Quote the entries that follow exactly, leaving none out.

**Records for this task:**
========================================
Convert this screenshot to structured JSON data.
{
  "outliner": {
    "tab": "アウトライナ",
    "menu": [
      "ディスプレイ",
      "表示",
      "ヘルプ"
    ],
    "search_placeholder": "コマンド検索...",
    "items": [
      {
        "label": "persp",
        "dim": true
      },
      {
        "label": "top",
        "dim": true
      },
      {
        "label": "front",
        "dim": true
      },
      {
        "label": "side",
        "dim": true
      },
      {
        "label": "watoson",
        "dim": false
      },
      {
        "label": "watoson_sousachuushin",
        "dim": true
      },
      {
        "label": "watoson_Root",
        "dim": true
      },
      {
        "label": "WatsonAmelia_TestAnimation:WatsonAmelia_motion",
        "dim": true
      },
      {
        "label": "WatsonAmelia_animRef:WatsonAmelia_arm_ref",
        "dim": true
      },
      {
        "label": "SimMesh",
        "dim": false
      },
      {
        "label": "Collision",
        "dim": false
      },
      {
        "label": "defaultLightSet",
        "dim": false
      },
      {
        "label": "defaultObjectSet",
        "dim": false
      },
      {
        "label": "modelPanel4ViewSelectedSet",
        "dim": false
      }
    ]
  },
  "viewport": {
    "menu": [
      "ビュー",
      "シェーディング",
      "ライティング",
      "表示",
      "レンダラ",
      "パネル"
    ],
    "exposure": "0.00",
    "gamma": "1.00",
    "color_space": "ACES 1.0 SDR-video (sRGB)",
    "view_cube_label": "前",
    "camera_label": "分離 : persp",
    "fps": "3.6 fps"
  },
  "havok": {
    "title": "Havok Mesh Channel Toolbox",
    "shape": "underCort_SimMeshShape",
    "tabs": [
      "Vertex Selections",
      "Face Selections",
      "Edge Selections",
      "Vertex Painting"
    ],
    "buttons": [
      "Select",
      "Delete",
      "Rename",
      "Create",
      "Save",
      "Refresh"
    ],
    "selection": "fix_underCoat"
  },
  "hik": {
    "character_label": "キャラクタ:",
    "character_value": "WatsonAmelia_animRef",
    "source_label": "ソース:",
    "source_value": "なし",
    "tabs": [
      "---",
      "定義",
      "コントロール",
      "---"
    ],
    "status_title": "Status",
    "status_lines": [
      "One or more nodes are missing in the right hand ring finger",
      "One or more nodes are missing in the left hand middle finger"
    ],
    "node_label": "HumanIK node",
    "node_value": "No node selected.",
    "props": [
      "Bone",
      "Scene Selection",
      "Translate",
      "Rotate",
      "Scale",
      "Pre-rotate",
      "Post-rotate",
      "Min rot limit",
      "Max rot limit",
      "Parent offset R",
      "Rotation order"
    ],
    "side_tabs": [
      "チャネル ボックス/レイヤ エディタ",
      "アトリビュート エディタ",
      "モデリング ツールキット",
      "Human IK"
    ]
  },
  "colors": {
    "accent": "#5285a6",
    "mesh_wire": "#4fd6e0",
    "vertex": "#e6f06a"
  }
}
========================================
**Solved problem:**
Convert this screenshot to structured JSON data.
{
  "outliner": {
    "tab": "アウトライナ",
    "menu": [
      "ディスプレイ",
      "表示",
      "ヘルプ"
    ],
    "search_placeholder": "コマンド検索...",
    "items": [
      {
        "label": "persp",
        "dim": true
      },
      {
        "label": "top",
        "dim": true
      },
      {
        "label": "front",
        "dim": true
      },
      {
        "label": "side",
        "dim": true
      },
      {
        "label": "watoson",
        "dim": false
      },
      {
        "label": "watoson_sousachuushin",
        "dim": true
      },
      {
        "label": "watoson_Root",
        "dim": true
      },
      {
        "label": "WatsonAmelia_TestAnimation:WatsonAmelia_motion",
        "dim": true
      },
      {
        "label": "WatsonAmelia_animRef:WatsonAmelia_arm_ref",
        "dim": true
      },
      {
        "label": "SimMesh",
        "dim": false
      },
      {
        "label": "Collision",
        "dim": false
      },
      {
        "label": "defaultLightSet",
        "dim": false
      },
      {
        "label": "defaultObjectSet",
        "dim": false
      },
      {
        "label": "modelPanel4ViewSelectedSet",
        "dim": false
      }
    ]
  },
  "viewport": {
    "menu": [
      "ビュー",
      "シェーディング",
      "ライティング",
      "表示",
      "レンダラ",
      "パネル"
    ],
    "exposure": "0.00",
    "gamma": "1.00",
    "color_space": "ACES 1.0 SDR-video (sRGB)",
    "view_cube_label": "前",
    "camera_label": "分離 : persp",
    "fps": "3.6 fps"
  },
  "havok": {
    "title": "Havok Mesh Channel Toolbox",
    "shape": "underCort_SimMeshShape",
    "tabs": [
      "Vertex Selections",
      "Face Selections",
      "Edge Selections",
      "Vertex Painting"
    ],
    "buttons": [
      "Select",
      "Delete",
      "Rename",
      "Create",
      "Save",
      "Refresh"
    ],
    "selection": "fix_underCoat"
  },
  "hik": {
    "character_label": "キャラクタ:",
    "character_value": "WatsonAmelia_animRef",
    "source_label": "ソース:",
    "source_value": "なし",
    "tabs": [
      "---",
      "定義",
      "コントロール",
      "---"
    ],
    "status_title": "Status",
    "status_lines": [
      "One or more nodes are missing in the right hand ring finger",
      "One or more nodes are missing in the left hand middle finger"
    ],
    "node_label": "HumanIK node",
    "node_value": "No node selected.",
    "props": [
      "Bone",
      "Scene Selection",
      "Translate",
      "Rotate",
      "Scale",
      "Pre-rotate",
      "Post-rotate",
      "Min rot limit",
      "Max rot limit",
      "Parent offset R",
      "Rotation order"
    ],
    "side_tabs": [
      "チャネル ボックス/レイヤ エディタ",
      "アトリビュート エディタ",
      "モデリング ツールキット",
      "Human IK"
    ]
  },
  "colors": {
    "accent": "#5285a6",
    "mesh_wire": "#4fd6e0",
    "vertex": "#e6f06a"
  }
}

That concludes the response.